[Entries with figure data]
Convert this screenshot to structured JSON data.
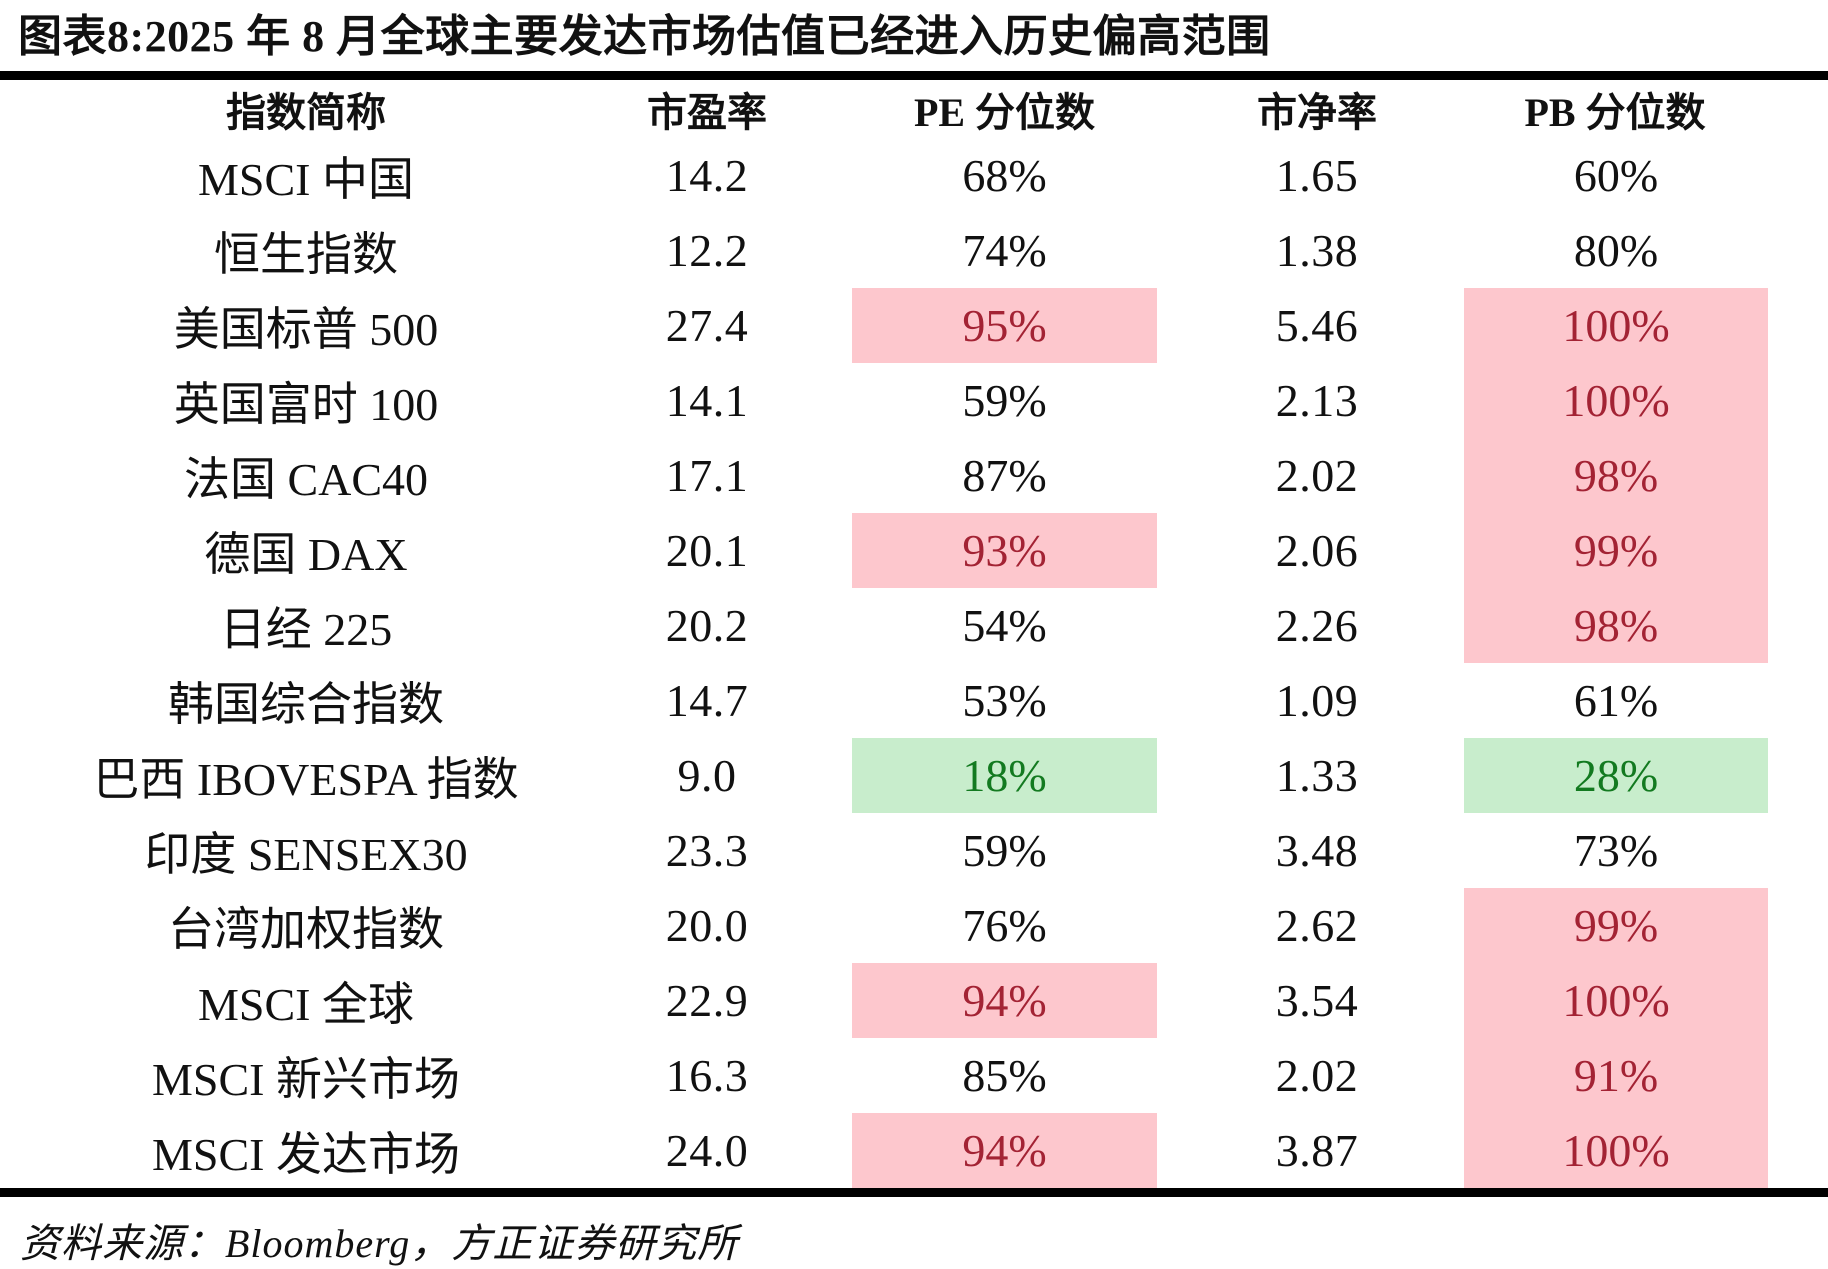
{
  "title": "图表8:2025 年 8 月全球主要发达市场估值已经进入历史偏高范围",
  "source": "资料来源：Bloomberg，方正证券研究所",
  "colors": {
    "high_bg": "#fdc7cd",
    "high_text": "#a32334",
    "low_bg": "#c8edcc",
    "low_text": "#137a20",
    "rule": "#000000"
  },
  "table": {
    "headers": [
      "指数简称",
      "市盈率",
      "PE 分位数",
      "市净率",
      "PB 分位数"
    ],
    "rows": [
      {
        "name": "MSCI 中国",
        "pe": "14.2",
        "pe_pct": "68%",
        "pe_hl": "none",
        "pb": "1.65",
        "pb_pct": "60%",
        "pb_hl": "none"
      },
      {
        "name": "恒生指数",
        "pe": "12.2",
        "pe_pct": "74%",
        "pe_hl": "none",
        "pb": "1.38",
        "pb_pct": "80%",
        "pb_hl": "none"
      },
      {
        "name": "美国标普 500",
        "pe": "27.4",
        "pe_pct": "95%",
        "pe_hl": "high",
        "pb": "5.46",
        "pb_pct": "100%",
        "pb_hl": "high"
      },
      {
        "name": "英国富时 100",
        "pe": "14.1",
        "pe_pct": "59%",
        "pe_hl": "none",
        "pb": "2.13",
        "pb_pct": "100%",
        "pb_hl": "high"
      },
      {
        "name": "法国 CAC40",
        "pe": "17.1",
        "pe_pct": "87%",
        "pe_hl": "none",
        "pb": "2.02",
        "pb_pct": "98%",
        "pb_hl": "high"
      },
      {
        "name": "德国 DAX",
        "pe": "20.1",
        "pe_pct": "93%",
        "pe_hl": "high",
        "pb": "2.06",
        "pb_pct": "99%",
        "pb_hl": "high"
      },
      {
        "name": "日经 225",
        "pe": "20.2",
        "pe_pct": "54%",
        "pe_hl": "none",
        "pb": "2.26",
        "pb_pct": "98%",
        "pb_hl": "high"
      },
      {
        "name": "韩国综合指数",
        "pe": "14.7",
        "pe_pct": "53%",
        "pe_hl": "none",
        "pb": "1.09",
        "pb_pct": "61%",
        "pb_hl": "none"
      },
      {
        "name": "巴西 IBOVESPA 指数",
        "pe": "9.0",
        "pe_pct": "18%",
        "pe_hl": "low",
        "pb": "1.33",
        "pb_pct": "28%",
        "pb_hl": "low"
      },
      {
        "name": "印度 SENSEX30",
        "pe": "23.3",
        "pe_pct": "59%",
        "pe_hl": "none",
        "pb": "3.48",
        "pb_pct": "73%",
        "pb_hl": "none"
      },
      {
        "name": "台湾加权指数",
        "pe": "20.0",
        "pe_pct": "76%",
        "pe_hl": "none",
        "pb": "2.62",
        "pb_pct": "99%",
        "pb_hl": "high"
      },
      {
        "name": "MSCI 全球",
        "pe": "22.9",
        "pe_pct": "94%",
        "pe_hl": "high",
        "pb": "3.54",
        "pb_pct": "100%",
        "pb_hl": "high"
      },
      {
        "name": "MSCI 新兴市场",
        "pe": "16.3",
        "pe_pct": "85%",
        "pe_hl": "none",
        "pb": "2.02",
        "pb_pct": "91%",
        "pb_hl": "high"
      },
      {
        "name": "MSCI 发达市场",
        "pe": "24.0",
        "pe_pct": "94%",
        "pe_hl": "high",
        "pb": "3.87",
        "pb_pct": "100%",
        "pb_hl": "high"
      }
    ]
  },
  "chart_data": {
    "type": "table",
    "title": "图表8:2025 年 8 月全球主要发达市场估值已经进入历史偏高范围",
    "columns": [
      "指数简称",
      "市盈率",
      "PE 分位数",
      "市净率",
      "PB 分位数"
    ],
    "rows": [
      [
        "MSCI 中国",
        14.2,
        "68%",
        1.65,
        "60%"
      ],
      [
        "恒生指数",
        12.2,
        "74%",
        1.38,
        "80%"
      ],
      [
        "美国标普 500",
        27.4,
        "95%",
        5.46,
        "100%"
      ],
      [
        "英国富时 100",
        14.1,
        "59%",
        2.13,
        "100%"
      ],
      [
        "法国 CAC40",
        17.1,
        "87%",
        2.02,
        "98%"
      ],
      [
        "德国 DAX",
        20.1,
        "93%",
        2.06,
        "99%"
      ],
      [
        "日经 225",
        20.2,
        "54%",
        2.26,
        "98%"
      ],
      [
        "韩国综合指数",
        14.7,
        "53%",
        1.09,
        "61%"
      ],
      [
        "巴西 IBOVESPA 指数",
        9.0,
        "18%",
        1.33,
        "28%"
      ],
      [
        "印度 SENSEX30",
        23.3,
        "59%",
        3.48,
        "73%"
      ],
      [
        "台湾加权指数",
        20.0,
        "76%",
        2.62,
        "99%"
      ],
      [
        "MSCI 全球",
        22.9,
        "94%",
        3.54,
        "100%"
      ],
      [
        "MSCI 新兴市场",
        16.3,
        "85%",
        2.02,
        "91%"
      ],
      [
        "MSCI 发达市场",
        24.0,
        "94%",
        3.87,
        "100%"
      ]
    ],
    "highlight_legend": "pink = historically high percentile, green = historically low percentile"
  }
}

__What the exercise asks__: Output the entries above exactly. Drop the pictures.

__Result for this task__:
Convert this screenshot to structured JSON data.
{
  "title": "图表8:2025 年 8 月全球主要发达市场估值已经进入历史偏高范围",
  "source": "资料来源：Bloomberg，方正证券研究所",
  "colors": {
    "high_bg": "#fdc7cd",
    "high_text": "#a32334",
    "low_bg": "#c8edcc",
    "low_text": "#137a20",
    "rule": "#000000"
  },
  "table": {
    "headers": [
      "指数简称",
      "市盈率",
      "PE 分位数",
      "市净率",
      "PB 分位数"
    ],
    "rows": [
      {
        "name": "MSCI 中国",
        "pe": "14.2",
        "pe_pct": "68%",
        "pe_hl": "none",
        "pb": "1.65",
        "pb_pct": "60%",
        "pb_hl": "none"
      },
      {
        "name": "恒生指数",
        "pe": "12.2",
        "pe_pct": "74%",
        "pe_hl": "none",
        "pb": "1.38",
        "pb_pct": "80%",
        "pb_hl": "none"
      },
      {
        "name": "美国标普 500",
        "pe": "27.4",
        "pe_pct": "95%",
        "pe_hl": "high",
        "pb": "5.46",
        "pb_pct": "100%",
        "pb_hl": "high"
      },
      {
        "name": "英国富时 100",
        "pe": "14.1",
        "pe_pct": "59%",
        "pe_hl": "none",
        "pb": "2.13",
        "pb_pct": "100%",
        "pb_hl": "high"
      },
      {
        "name": "法国 CAC40",
        "pe": "17.1",
        "pe_pct": "87%",
        "pe_hl": "none",
        "pb": "2.02",
        "pb_pct": "98%",
        "pb_hl": "high"
      },
      {
        "name": "德国 DAX",
        "pe": "20.1",
        "pe_pct": "93%",
        "pe_hl": "high",
        "pb": "2.06",
        "pb_pct": "99%",
        "pb_hl": "high"
      },
      {
        "name": "日经 225",
        "pe": "20.2",
        "pe_pct": "54%",
        "pe_hl": "none",
        "pb": "2.26",
        "pb_pct": "98%",
        "pb_hl": "high"
      },
      {
        "name": "韩国综合指数",
        "pe": "14.7",
        "pe_pct": "53%",
        "pe_hl": "none",
        "pb": "1.09",
        "pb_pct": "61%",
        "pb_hl": "none"
      },
      {
        "name": "巴西 IBOVESPA 指数",
        "pe": "9.0",
        "pe_pct": "18%",
        "pe_hl": "low",
        "pb": "1.33",
        "pb_pct": "28%",
        "pb_hl": "low"
      },
      {
        "name": "印度 SENSEX30",
        "pe": "23.3",
        "pe_pct": "59%",
        "pe_hl": "none",
        "pb": "3.48",
        "pb_pct": "73%",
        "pb_hl": "none"
      },
      {
        "name": "台湾加权指数",
        "pe": "20.0",
        "pe_pct": "76%",
        "pe_hl": "none",
        "pb": "2.62",
        "pb_pct": "99%",
        "pb_hl": "high"
      },
      {
        "name": "MSCI 全球",
        "pe": "22.9",
        "pe_pct": "94%",
        "pe_hl": "high",
        "pb": "3.54",
        "pb_pct": "100%",
        "pb_hl": "high"
      },
      {
        "name": "MSCI 新兴市场",
        "pe": "16.3",
        "pe_pct": "85%",
        "pe_hl": "none",
        "pb": "2.02",
        "pb_pct": "91%",
        "pb_hl": "high"
      },
      {
        "name": "MSCI 发达市场",
        "pe": "24.0",
        "pe_pct": "94%",
        "pe_hl": "high",
        "pb": "3.87",
        "pb_pct": "100%",
        "pb_hl": "high"
      }
    ]
  },
  "chart_data": {
    "type": "table",
    "title": "图表8:2025 年 8 月全球主要发达市场估值已经进入历史偏高范围",
    "columns": [
      "指数简称",
      "市盈率",
      "PE 分位数",
      "市净率",
      "PB 分位数"
    ],
    "rows": [
      [
        "MSCI 中国",
        14.2,
        "68%",
        1.65,
        "60%"
      ],
      [
        "恒生指数",
        12.2,
        "74%",
        1.38,
        "80%"
      ],
      [
        "美国标普 500",
        27.4,
        "95%",
        5.46,
        "100%"
      ],
      [
        "英国富时 100",
        14.1,
        "59%",
        2.13,
        "100%"
      ],
      [
        "法国 CAC40",
        17.1,
        "87%",
        2.02,
        "98%"
      ],
      [
        "德国 DAX",
        20.1,
        "93%",
        2.06,
        "99%"
      ],
      [
        "日经 225",
        20.2,
        "54%",
        2.26,
        "98%"
      ],
      [
        "韩国综合指数",
        14.7,
        "53%",
        1.09,
        "61%"
      ],
      [
        "巴西 IBOVESPA 指数",
        9.0,
        "18%",
        1.33,
        "28%"
      ],
      [
        "印度 SENSEX30",
        23.3,
        "59%",
        3.48,
        "73%"
      ],
      [
        "台湾加权指数",
        20.0,
        "76%",
        2.62,
        "99%"
      ],
      [
        "MSCI 全球",
        22.9,
        "94%",
        3.54,
        "100%"
      ],
      [
        "MSCI 新兴市场",
        16.3,
        "85%",
        2.02,
        "91%"
      ],
      [
        "MSCI 发达市场",
        24.0,
        "94%",
        3.87,
        "100%"
      ]
    ],
    "highlight_legend": "pink = historically high percentile, green = historically low percentile"
  }
}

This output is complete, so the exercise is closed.